--- start PROVIDED RECORDS ---

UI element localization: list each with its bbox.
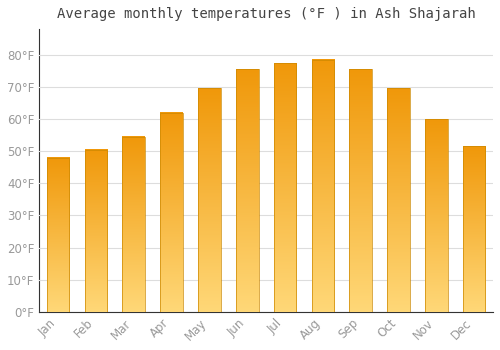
Bar (274, 63, 296, 312)
Bar (425, 119, 448, 312)
Bar (122, 137, 145, 312)
Title: Average monthly temperatures (°F ) in Ash Shajarah: Average monthly temperatures (°F ) in As… (56, 7, 476, 21)
Bar (198, 89, 220, 312)
Bar (84, 149, 108, 312)
Bar (387, 89, 410, 312)
Bar (350, 69, 372, 312)
Bar (312, 60, 334, 312)
Bar (236, 69, 258, 312)
Bar (160, 113, 183, 312)
Bar (46, 158, 70, 312)
Bar (463, 146, 485, 312)
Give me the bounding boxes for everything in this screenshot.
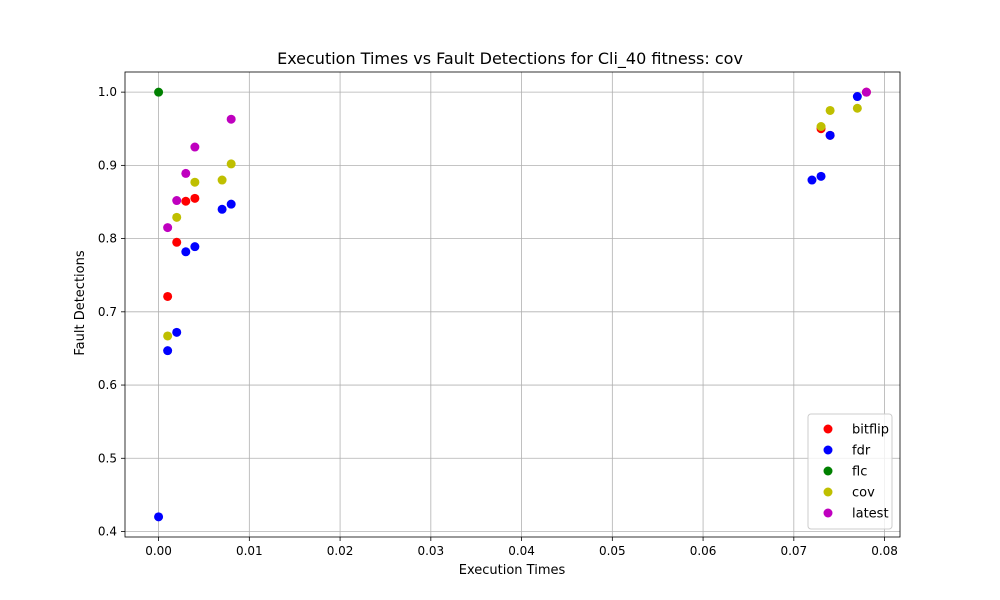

--- end PROVIDED RECORDS ---

__BRIEF__: Arrange every line of the records above as a numbered list, skipping any blank lines and leaving out the pictures.

__RESULT BELOW__:
1. UI element localization: list each with its bbox.
2. Bar (274, 63, 296, 312)
3. Bar (425, 119, 448, 312)
4. Bar (122, 137, 145, 312)
5. Title: Average monthly temperatures (°F ) in Ash Shajarah: Average monthly temperatures (°F ) in As… (56, 7, 476, 21)
6. Bar (198, 89, 220, 312)
7. Bar (84, 149, 108, 312)
8. Bar (387, 89, 410, 312)
9. Bar (350, 69, 372, 312)
10. Bar (312, 60, 334, 312)
11. Bar (236, 69, 258, 312)
12. Bar (160, 113, 183, 312)
13. Bar (46, 158, 70, 312)
14. Bar (463, 146, 485, 312)
15. Give me the bounding boxes for everything in this screenshot.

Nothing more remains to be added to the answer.